**WHAT IS ASKED**
- A) Answer these questions from the Skydog router review below, one per line:
(i) What does the cloud management service cost per year once the first three years are over?
(ii) How many Gigabit LAN ports does the router have?
(iii) Which chipset does the router use?
- B) Write the next part of the Skydog router review below, picking up right after its final sentence.

**EXTRACT PROVIDED**

------------------------

Skydog is a dual-band consumer router recent to hit the market and unique in that it’s the result of a successful Kickstarter campaign. This isn’t a router that amazes with its speeds and feeds. Instead, it offers the richest, most comprehensive cloud management over a home network that I’ve ever tested. Skydog is so good at monitoring network activity and controlling content, I can imagine kids calling it the “snitch” router.
The hardware and native feature set is not suited to hardcore networking geeks, businesses, multiple online gamers sharing the same network, or any other heavy-duty, throughput-demanding tasks. However, for parents looking to lock down and monitor the kiddies’ Internet activities, or for those primarily concerned with knowing who or what is accessing their home networks, Skydog is a great choice.
Specs and Design
Skydog’s price is $149 for the router and a three year subscription service. After three years, the price for the cloud management service is $30 per year At first, because of the relatively simple hardware specs, I thought that price was a little high. However, after testing how well the service works, it’s a fair price.
The design is reminiscent of routers pre-2008. There are no bells and whistles, or glowing logos (although there is an adorable logo of a doggy wearing a cape on the housing). Skydog is a rectangular, small, glossy box. Atop the device are LEDs for WPS, power, each LAN port (there are four Gigabit ports), Wi-Fi status, and the WAN connection. On the back panel are the power connection, WAN/LAN ports, a USB 2.0 port, and a reset button.
In the documentation shipped with the router, there is a note that the USB and WPS features are currently disabled and reserved for future use. Initially, I was puzzled by this—surely these aren’t exotic features and should come as standard with a dual-band router. However, as I tested Skydog and experienced how granular the cloud service control is, I thought it a good idea that the company takes its time to extend that level of management via the cloud to any printers or external devices that may attach to the USB ports. Not sure why the WPS isn’t available, but I’m not a big fan of WPS anyway. I find it works wonky half the time on any router.
Skydog is an 802.11n router, with Qualcomm based 2×2 MIMO configuration. It uses an Atheros chipset and supports up to 300 Mbps at both the 2.4 and 5GHz band.
Unlike the case with most dual-band routers I test, I couldn’t configure either wireless radio in “802.11N-only” mode. I could only set each band to a “Mixed” mode, for example, 2.4GHz in Mixed N, G mode or 5GHz in 802.11N, A mode.
A company spokesman said this is because 802.11N-only mode is achieved at the driver (software-level) layer. The Skydog router is controlled at the physical layer, hence, only Mixed mode is available. The company plans to add the “N-only” option in its next firmware/cloud release at the end of the year.
Newer dual-band routers are shipping with 802.11ac and 3×3 MIMO configuration. So Skydog does not have cutting edge hardware but should suffice for email, Facebooking, and video streaming in homes without multiple devices streaming video at the same time.
Skydog ships with a quick install guide. There are two sets of set up instructions. The first is for if you already have a router in place that you want to swap out with Skydog and the second is if you don’t have a router, or a modem that provides DHCP (or aren’t sure that you do).

------------------------

**PROVIDED MATERIAL**

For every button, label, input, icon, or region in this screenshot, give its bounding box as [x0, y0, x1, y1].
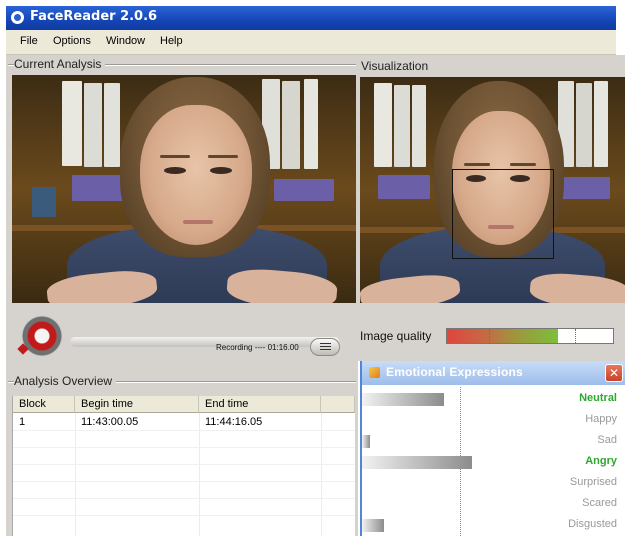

------------------------

**ANSWERS TO EACH TASK**
- A)
(i) $30 per year
(ii) Four
(iii) An Atheros chipset

- B)
In either case, set up is fairly straightforward. I connected my DSL modem to the Skydog’s WAN port and then connected an Ethernet cable from my laptop to one of the router’s LAN ports. You can also connect to the router wirelessly since it has a pre-configured SSID.
You have to wait about 90 seconds before accessing the browser-based setup page. Load the page by typing in “setup,” http://setup,” or the default IP address of the router (provided in the instructions) as the URL.
Actually, I didn’t have to type anything. As soon as I fired up Internet Explorer, I was directed to Skydog’s site. From this page, I could view an overview video about Skydog, sign into the page with a Google account, or create a Skydog account—which is what I did.
Creating the account was quick and easy. After signing in, I had to register my router with the Skydog service. The router’s registration is based on the device’s UIC (Unit Identification Code) which is on a sticker at the bottom of the device.
Skydog has managed to do far more elegantly what major networking vendors including D-Link and Cisco Linksys fumbled a bit on: making signing up and registering a networking device with a cloud service a painless and easy process. D-Link has its own cloud capability with the mydlink app to manage its line of cloud routers and Cisco offered its Cisco Connect Cloud service both of which were confusing and problematic to use at each of these vendors’ services launch. Kudos to Skydog for a refined signup and registration process between its hardware and cloud service.
One minor annoyance with Skydog: as you are going through setup, the power LED blinks a reddish amber. When the router is completely set up and ready to go, the LED glows a steady amber color. I do not like to see red, orange, or amber colors on networking devices unless it’s used as a warning, as is traditional with most networking hardware. Any other color would be better to indicate a successful setup.
The final step of set up asks if you want to have the router configured automatically (by clicking the hip, “Make it Happen!” button) or if you want to customize on your own. I opted for the automatic configuration and this created a wired and wireless network with a single zone of service (meaning devices can all connect with one another—this can be changed at any time). The automatic configuration also set security to WPA2-Personal.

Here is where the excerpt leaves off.